— Start INFORMATION SUPPLIED —

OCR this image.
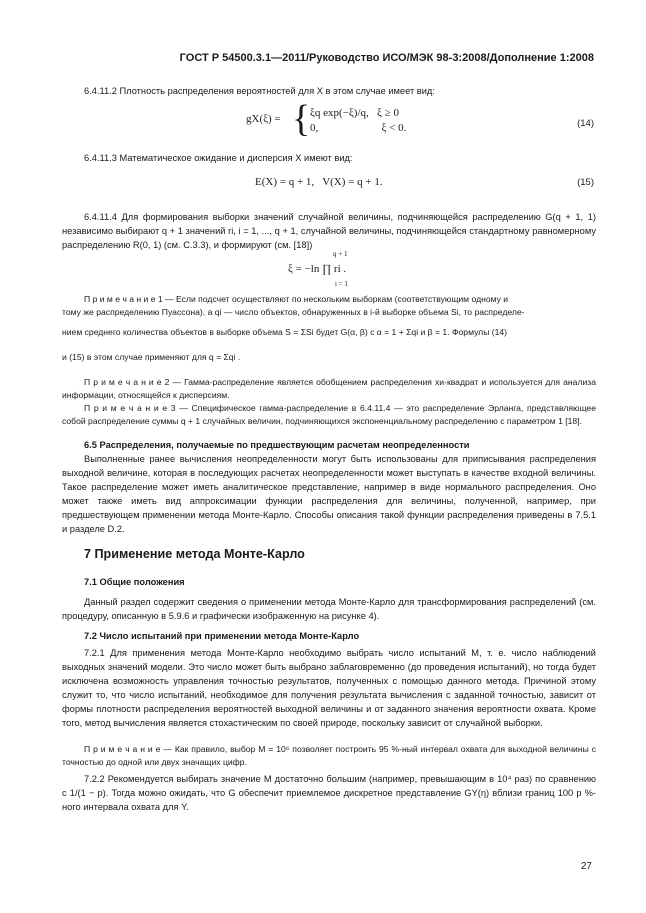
ГОСТ Р 54500.3.1—2011/Руководство ИСО/МЭК 98-3:2008/Дополнение 1:2008
6.4.11.2 Плотность распределения вероятностей для X в этом случае имеет вид:
gX(ξ) = { ξq exp(−ξ)/q,   ξ ≥ 0
0,                       ξ < 0.	(14)
6.4.11.3 Математическое ожидание и дисперсия X имеют вид:
E(X) = q + 1,   V(X) = q + 1.	(15)
6.4.11.4 Для формирования выборки значений случайной величины, подчиняющейся распределению G(q + 1, 1) независимо выбирают q + 1 значений ri, i = 1, ..., q + 1, случайной величины, подчиняющейся стандартному равномерному распределению R(0, 1) (см. С.3.3), и формируют (см. [18])
q + 1
ξ = −ln ∏ ri .
i = 1
П р и м е ч а н и е 1 — Если подсчет осуществляют по нескольким выборкам (соответствующим одному и
тому же распределению Пуассона), а qi — число объектов, обнаруженных в i-й выборке объема Si, то распределе-
нием среднего количества объектов в выборке объема S = ΣSi будет G(α, β) с α = 1 + Σqi и β = 1. Формулы (14)
и (15) в этом случае применяют для q = Σqi .
П р и м е ч а н и е 2 — Гамма-распределение является обобщением распределения хи-квадрат и используется для анализа информации, относящейся к дисперсиям.
П р и м е ч а н и е 3 — Специфическое гамма-распределение в 6.4.11.4 — это распределение Эрланга, представляющее собой распределение суммы q + 1 случайных величин, подчиняющихся экспоненциальному распределению с параметром 1 [18].
6.5 Распределения, получаемые по предшествующим расчетам неопределенности
Выполненные ранее вычисления неопределенности могут быть использованы для приписывания распределения выходной величине, которая в последующих расчетах неопределенности может выступать в качестве входной величины. Такое распределение может иметь аналитическое представление, например в виде нормального распределения. Оно может также иметь вид аппроксимации функции распределения для величины, полученной, например, при предшествующем применении метода Монте-Карло. Способы описания такой функции распределения приведены в 7.5.1 и разделе D.2.
7 Применение метода Монте-Карло
7.1 Общие положения
Данный раздел содержит сведения о применении метода Монте-Карло для трансформирования распределений (см. процедуру, описанную в 5.9.6 и графически изображенную на рисунке 4).
7.2 Число испытаний при применении метода Монте-Карло
7.2.1 Для применения метода Монте-Карло необходимо выбрать число испытаний M, т. е. число наблюдений выходных значений модели. Это число может быть выбрано заблаговременно (до проведения испытаний), но тогда будет исключена возможность управления точностью результатов, полученных с помощью данного метода. Причиной этому служит то, что число испытаний, необходимое для получения результата вычисления с заданной точностью, зависит от формы плотности распределения вероятностей выходной величины и от заданного значения вероятности охвата. Кроме того, метод вычисления является стохастическим по своей природе, поскольку зависит от случайной выборки.
П р и м е ч а н и е — Как правило, выбор M = 10⁶ позволяет построить 95 %-ный интервал охвата для выходной величины с точностью до одной или двух значащих цифр.
7.2.2 Рекомендуется выбирать значение M достаточно большим (например, превышающим в 10⁴ раз) по сравнению с 1/(1 − p). Тогда можно ожидать, что G обеспечит приемлемое дискретное представление GY(η) вблизи границ 100 p %-ного интервала охвата для Y.
27
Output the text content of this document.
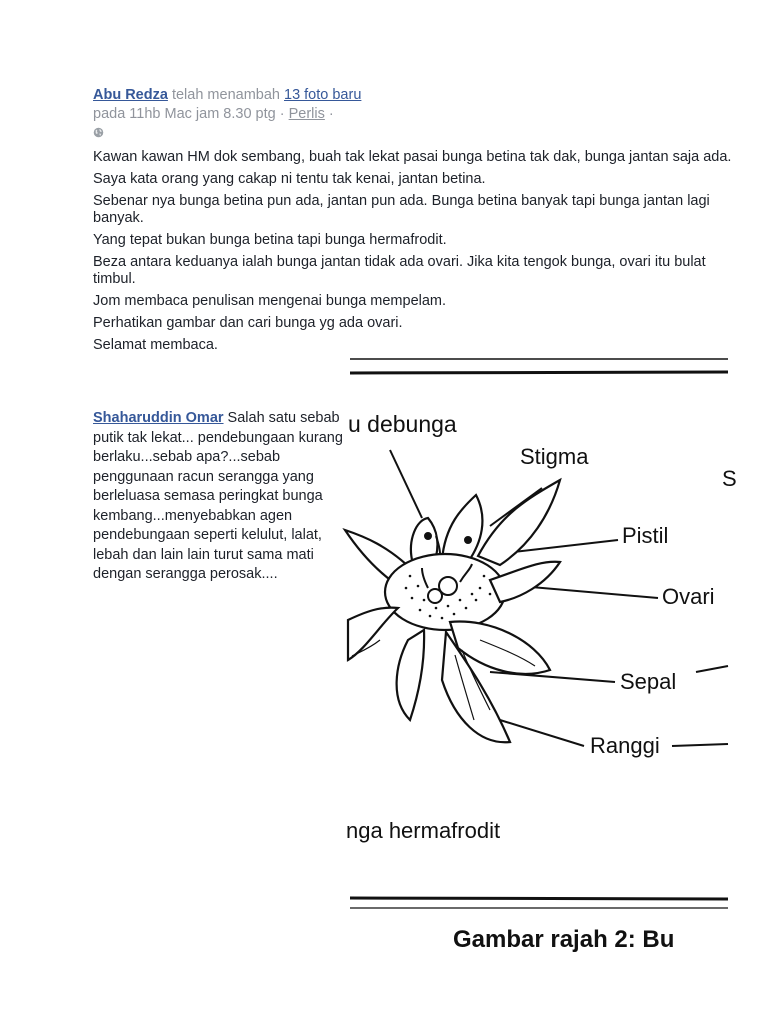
Abu Redza telah menambah 13 foto baru
pada 11hb Mac jam 8.30 ptg · Perlis ·

Kawan kawan HM dok sembang, buah tak lekat pasai bunga betina tak dak, bunga jantan saja ada.

Saya kata orang yang cakap ni tentu tak kenai, jantan betina.

Sebenar nya bunga betina pun ada, jantan pun ada. Bunga betina banyak tapi bunga jantan lagi banyak.

Yang tepat bukan bunga betina tapi bunga hermafrodit.

Beza antara keduanya ialah bunga jantan tidak ada ovari. Jika kita tengok bunga, ovari itu bulat timbul.

Jom membaca penulisan mengenai bunga mempelam.

Perhatikan gambar dan cari bunga yg ada ovari.

Selamat membaca.

Shaharuddin Omar Salah satu sebab putik tak lekat... pendebungaan kurang berlaku...sebab apa?...sebab penggunaan racun serangga yang berleluasa semasa peringkat bunga kembang...menyebabkan agen pendebungaan seperti kelulut, lalat, lebah dan lain lain turut sama mati dengan serangga perosak....
u debunga
Stigma
Pistil
Ovari
Sepal
Ranggi
S
nga hermafrodit
Gambar rajah 2: Bu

— End INFORMATION SUPPLIED —

Restate the full listing verbatim and drop every picture.

*THE OUTPUT*
OCR this image.
ГОСТ Р 54500.3.1—2011/Руководство ИСО/МЭК 98-3:2008/Дополнение 1:2008
6.4.11.2 Плотность распределения вероятностей для X в этом случае имеет вид:
gX(ξ) = { ξq exp(−ξ)/q,   ξ ≥ 0
0,                       ξ < 0.	(14)
6.4.11.3 Математическое ожидание и дисперсия X имеют вид:
E(X) = q + 1,   V(X) = q + 1.	(15)
6.4.11.4 Для формирования выборки значений случайной величины, подчиняющейся распределению G(q + 1, 1) независимо выбирают q + 1 значений ri, i = 1, ..., q + 1, случайной величины, подчиняющейся стандартному равномерному распределению R(0, 1) (см. С.3.3), и формируют (см. [18])
q + 1
ξ = −ln ∏ ri .
i = 1
П р и м е ч а н и е 1 — Если подсчет осуществляют по нескольким выборкам (соответствующим одному и
тому же распределению Пуассона), а qi — число объектов, обнаруженных в i-й выборке объема Si, то распределе-
нием среднего количества объектов в выборке объема S = ΣSi будет G(α, β) с α = 1 + Σqi и β = 1. Формулы (14)
и (15) в этом случае применяют для q = Σqi .
П р и м е ч а н и е 2 — Гамма-распределение является обобщением распределения хи-квадрат и используется для анализа информации, относящейся к дисперсиям.
П р и м е ч а н и е 3 — Специфическое гамма-распределение в 6.4.11.4 — это распределение Эрланга, представляющее собой распределение суммы q + 1 случайных величин, подчиняющихся экспоненциальному распределению с параметром 1 [18].
6.5 Распределения, получаемые по предшествующим расчетам неопределенности
Выполненные ранее вычисления неопределенности могут быть использованы для приписывания распределения выходной величине, которая в последующих расчетах неопределенности может выступать в качестве входной величины. Такое распределение может иметь аналитическое представление, например в виде нормального распределения. Оно может также иметь вид аппроксимации функции распределения для величины, полученной, например, при предшествующем применении метода Монте-Карло. Способы описания такой функции распределения приведены в 7.5.1 и разделе D.2.
7 Применение метода Монте-Карло
7.1 Общие положения
Данный раздел содержит сведения о применении метода Монте-Карло для трансформирования распределений (см. процедуру, описанную в 5.9.6 и графически изображенную на рисунке 4).
7.2 Число испытаний при применении метода Монте-Карло
7.2.1 Для применения метода Монте-Карло необходимо выбрать число испытаний M, т. е. число наблюдений выходных значений модели. Это число может быть выбрано заблаговременно (до проведения испытаний), но тогда будет исключена возможность управления точностью результатов, полученных с помощью данного метода. Причиной этому служит то, что число испытаний, необходимое для получения результата вычисления с заданной точностью, зависит от формы плотности распределения вероятностей выходной величины и от заданного значения вероятности охвата. Кроме того, метод вычисления является стохастическим по своей природе, поскольку зависит от случайной выборки.
П р и м е ч а н и е — Как правило, выбор M = 10⁶ позволяет построить 95 %-ный интервал охвата для выходной величины с точностью до одной или двух значащих цифр.
7.2.2 Рекомендуется выбирать значение M достаточно большим (например, превышающим в 10⁴ раз) по сравнению с 1/(1 − p). Тогда можно ожидать, что G обеспечит приемлемое дискретное представление GY(η) вблизи границ 100 p %-ного интервала охвата для Y.
27
Output the text content of this document.
Abu Redza telah menambah 13 foto baru
pada 11hb Mac jam 8.30 ptg · Perlis ·

Kawan kawan HM dok sembang, buah tak lekat pasai bunga betina tak dak, bunga jantan saja ada.

Saya kata orang yang cakap ni tentu tak kenai, jantan betina.

Sebenar nya bunga betina pun ada, jantan pun ada. Bunga betina banyak tapi bunga jantan lagi banyak.

Yang tepat bukan bunga betina tapi bunga hermafrodit.

Beza antara keduanya ialah bunga jantan tidak ada ovari. Jika kita tengok bunga, ovari itu bulat timbul.

Jom membaca penulisan mengenai bunga mempelam.

Perhatikan gambar dan cari bunga yg ada ovari.

Selamat membaca.

Shaharuddin Omar Salah satu sebab putik tak lekat... pendebungaan kurang berlaku...sebab apa?...sebab penggunaan racun serangga yang berleluasa semasa peringkat bunga kembang...menyebabkan agen pendebungaan seperti kelulut, lalat, lebah dan lain lain turut sama mati dengan serangga perosak....
u debunga
Stigma
Pistil
Ovari
Sepal
Ranggi
S
nga hermafrodit
Gambar rajah 2: Bu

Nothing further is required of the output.